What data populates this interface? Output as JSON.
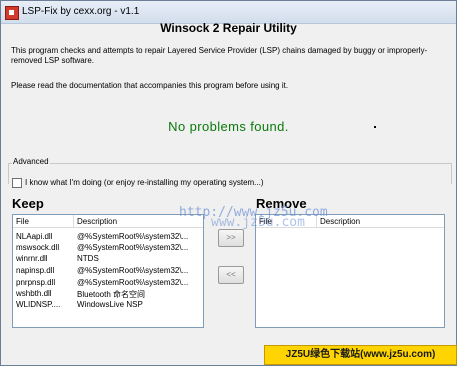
{
  "window": {
    "title": "LSP-Fix by cexx.org - v1.1",
    "heading": "Winsock 2 Repair Utility",
    "description": "This program checks and attempts to repair Layered Service Provider (LSP) chains damaged by buggy or improperly-removed LSP software.",
    "doc_note": "Please read the documentation that accompanies this program before using it.",
    "status": "No problems found."
  },
  "advanced": {
    "label": "Advanced",
    "checkbox_label": "I know what I'm doing (or enjoy re-installing my operating system...)"
  },
  "keep": {
    "title": "Keep",
    "columns": [
      "File",
      "Description"
    ],
    "rows": [
      {
        "file": "NLAapi.dll",
        "desc": "@%SystemRoot%\\system32\\..."
      },
      {
        "file": "mswsock.dll",
        "desc": "@%SystemRoot%\\system32\\..."
      },
      {
        "file": "winrnr.dll",
        "desc": "NTDS"
      },
      {
        "file": "napinsp.dll",
        "desc": "@%SystemRoot%\\system32\\..."
      },
      {
        "file": "pnrpnsp.dll",
        "desc": "@%SystemRoot%\\system32\\..."
      },
      {
        "file": "wshbth.dll",
        "desc": "Bluetooth 命名空间"
      },
      {
        "file": "WLIDNSP....",
        "desc": "WindowsLive NSP"
      }
    ]
  },
  "remove": {
    "title": "Remove",
    "columns": [
      "File",
      "Description"
    ]
  },
  "buttons": {
    "move_right": ">>",
    "move_left": "<<"
  },
  "watermark": {
    "url_1": "http://www.jz5u.com",
    "url_2": "www.jz5u.com",
    "badge": "JZ5U绿色下载站(www.jz5u.com)"
  }
}
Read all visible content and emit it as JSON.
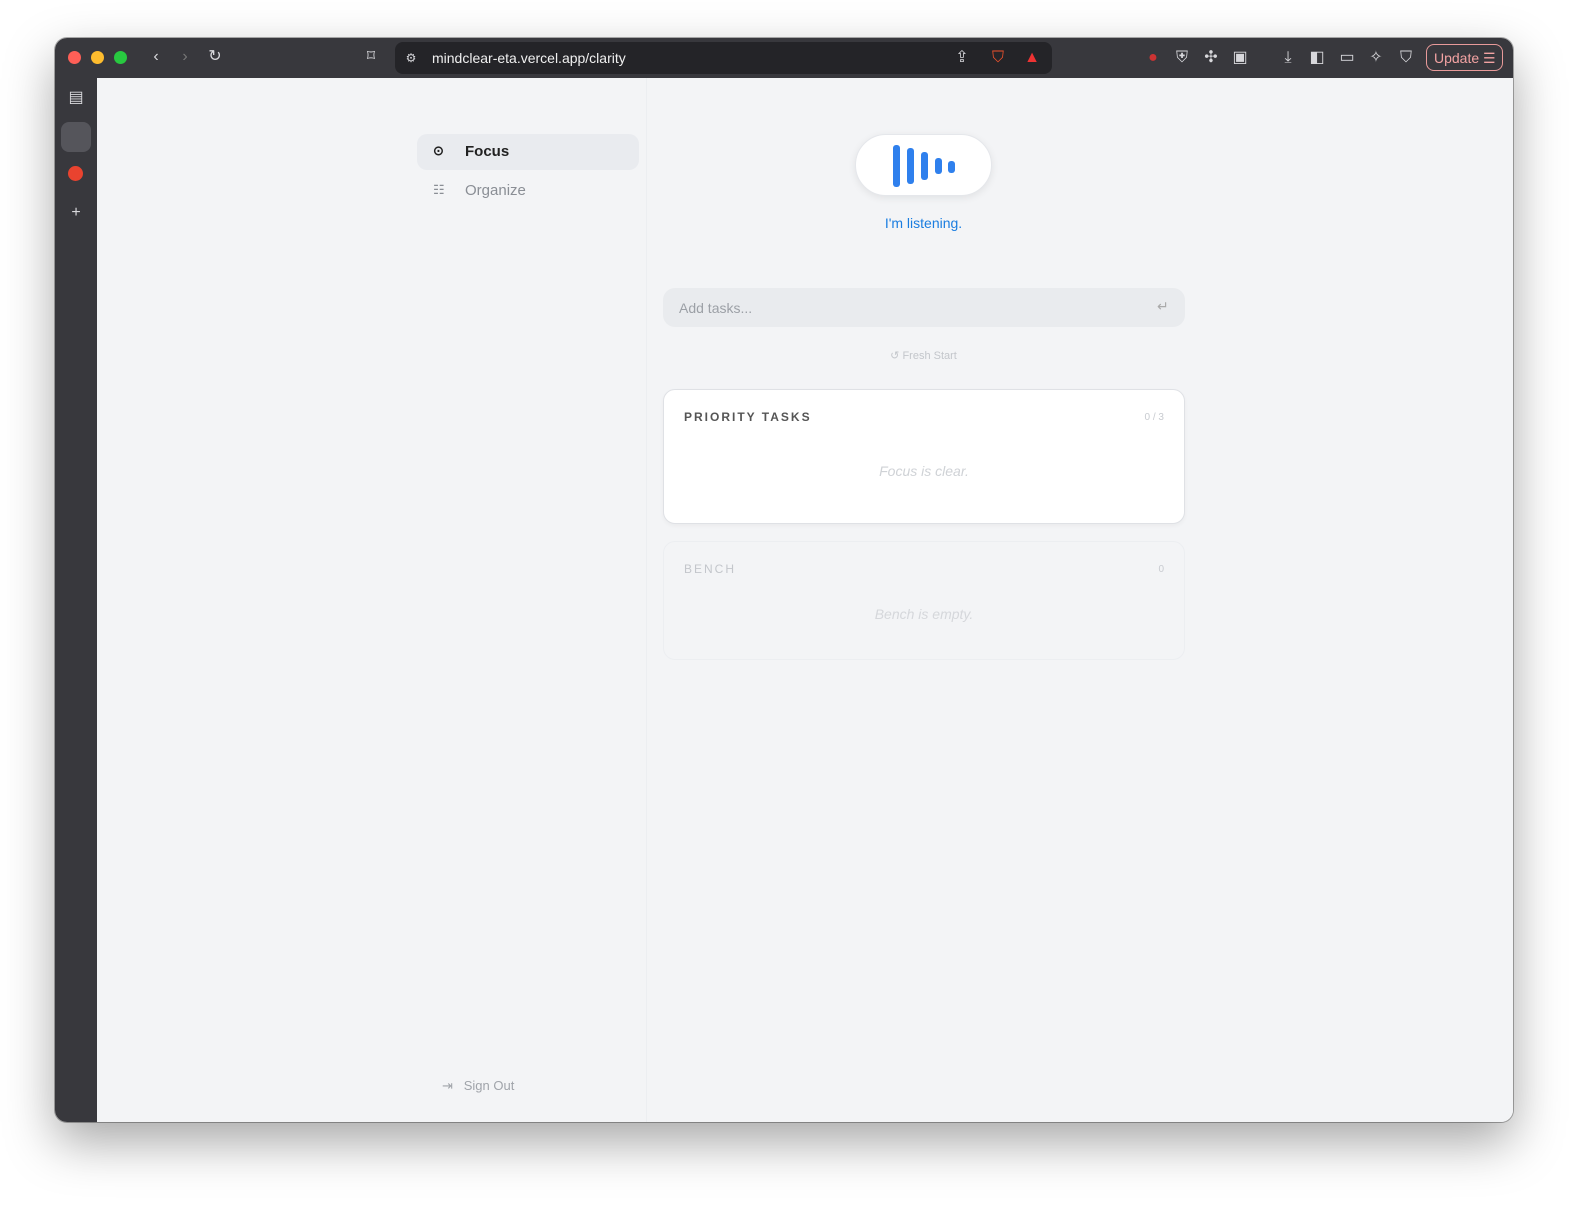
{
  "browser": {
    "url": "mindclear-eta.vercel.app/clarity",
    "update_label": "Update"
  },
  "nav": {
    "items": [
      {
        "label": "Focus",
        "active": true
      },
      {
        "label": "Organize",
        "active": false
      }
    ],
    "sign_out": "Sign Out"
  },
  "voice": {
    "status": "I'm listening.",
    "accent": "#2f80ed"
  },
  "input": {
    "placeholder": "Add tasks...",
    "value": ""
  },
  "fresh_start": "Fresh Start",
  "priority": {
    "title": "PRIORITY TASKS",
    "count": "0 / 3",
    "empty": "Focus is clear."
  },
  "bench": {
    "title": "BENCH",
    "count": "0",
    "empty": "Bench is empty."
  }
}
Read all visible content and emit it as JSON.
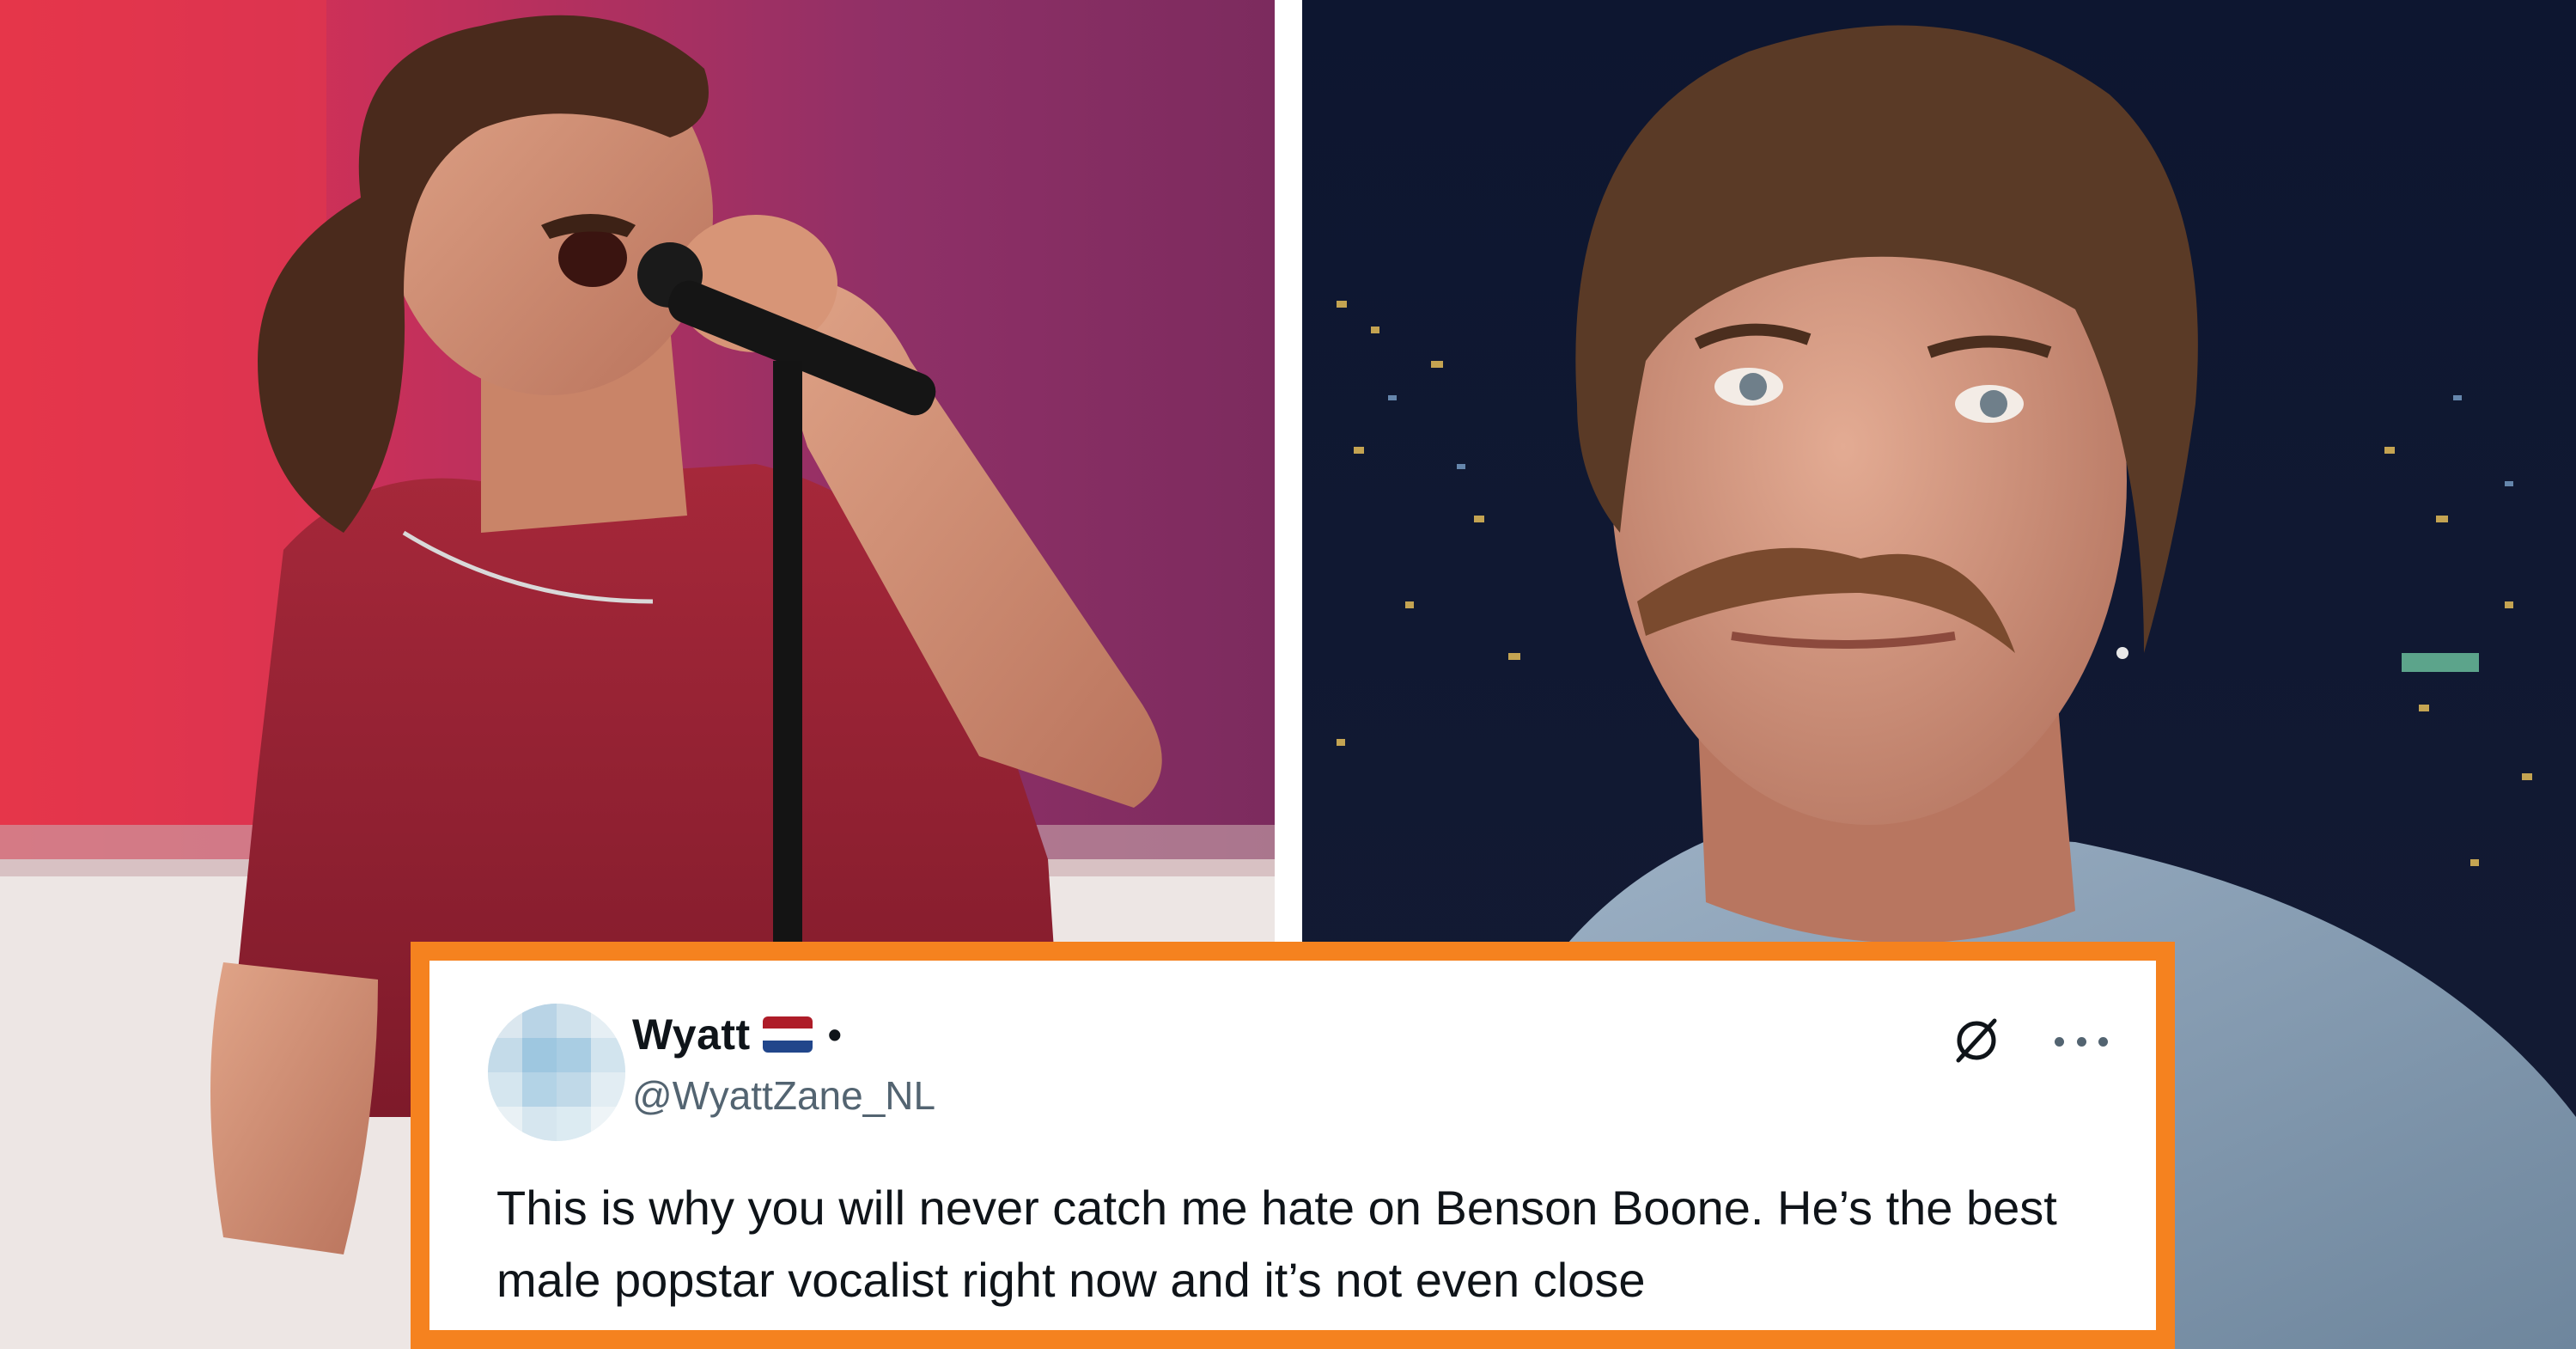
{
  "photos": {
    "left": {
      "subject": "singer performing with microphone on stage"
    },
    "right": {
      "subject": "man with curly hair and mustache on talk show set"
    }
  },
  "tweet": {
    "display_name": "Wyatt",
    "flag_icon": "netherlands-flag-icon",
    "separator": "•",
    "handle": "@WyattZane_NL",
    "text": "This is why you will never catch me hate on Benson Boone. He’s the best male popstar vocalist right now and it’s not even close",
    "grok_icon": "grok-icon",
    "more_icon": "more-options-icon"
  },
  "colors": {
    "frame_orange": "#f5821f",
    "flag_red": "#ae1c28",
    "flag_white": "#ffffff",
    "flag_blue": "#21468b"
  }
}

########################################

→ **SHORT EXERCISE**: Take the data above and repeat it exactly, leaving each picture out.

→ **THE ANSWER**:
What data populates this interface? Output as JSON.
{
  "window": {
    "title": "LSP-Fix by cexx.org - v1.1",
    "heading": "Winsock 2 Repair Utility",
    "description": "This program checks and attempts to repair Layered Service Provider (LSP) chains damaged by buggy or improperly-removed LSP software.",
    "doc_note": "Please read the documentation that accompanies this program before using it.",
    "status": "No problems found."
  },
  "advanced": {
    "label": "Advanced",
    "checkbox_label": "I know what I'm doing (or enjoy re-installing my operating system...)"
  },
  "keep": {
    "title": "Keep",
    "columns": [
      "File",
      "Description"
    ],
    "rows": [
      {
        "file": "NLAapi.dll",
        "desc": "@%SystemRoot%\\system32\\..."
      },
      {
        "file": "mswsock.dll",
        "desc": "@%SystemRoot%\\system32\\..."
      },
      {
        "file": "winrnr.dll",
        "desc": "NTDS"
      },
      {
        "file": "napinsp.dll",
        "desc": "@%SystemRoot%\\system32\\..."
      },
      {
        "file": "pnrpnsp.dll",
        "desc": "@%SystemRoot%\\system32\\..."
      },
      {
        "file": "wshbth.dll",
        "desc": "Bluetooth 命名空间"
      },
      {
        "file": "WLIDNSP....",
        "desc": "WindowsLive NSP"
      }
    ]
  },
  "remove": {
    "title": "Remove",
    "columns": [
      "File",
      "Description"
    ]
  },
  "buttons": {
    "move_right": ">>",
    "move_left": "<<"
  },
  "watermark": {
    "url_1": "http://www.jz5u.com",
    "url_2": "www.jz5u.com",
    "badge": "JZ5U绿色下载站(www.jz5u.com)"
  }
}
Read all visible content and emit it as JSON.
{
  "browser": {
    "url": "mindclear-eta.vercel.app/clarity",
    "update_label": "Update"
  },
  "nav": {
    "items": [
      {
        "label": "Focus",
        "active": true
      },
      {
        "label": "Organize",
        "active": false
      }
    ],
    "sign_out": "Sign Out"
  },
  "voice": {
    "status": "I'm listening.",
    "accent": "#2f80ed"
  },
  "input": {
    "placeholder": "Add tasks...",
    "value": ""
  },
  "fresh_start": "Fresh Start",
  "priority": {
    "title": "PRIORITY TASKS",
    "count": "0 / 3",
    "empty": "Focus is clear."
  },
  "bench": {
    "title": "BENCH",
    "count": "0",
    "empty": "Bench is empty."
  }
}
Read all visible content and emit it as JSON.
{
  "photos": {
    "left": {
      "subject": "singer performing with microphone on stage"
    },
    "right": {
      "subject": "man with curly hair and mustache on talk show set"
    }
  },
  "tweet": {
    "display_name": "Wyatt",
    "flag_icon": "netherlands-flag-icon",
    "separator": "•",
    "handle": "@WyattZane_NL",
    "text": "This is why you will never catch me hate on Benson Boone. He’s the best male popstar vocalist right now and it’s not even close",
    "grok_icon": "grok-icon",
    "more_icon": "more-options-icon"
  },
  "colors": {
    "frame_orange": "#f5821f",
    "flag_red": "#ae1c28",
    "flag_white": "#ffffff",
    "flag_blue": "#21468b"
  }
}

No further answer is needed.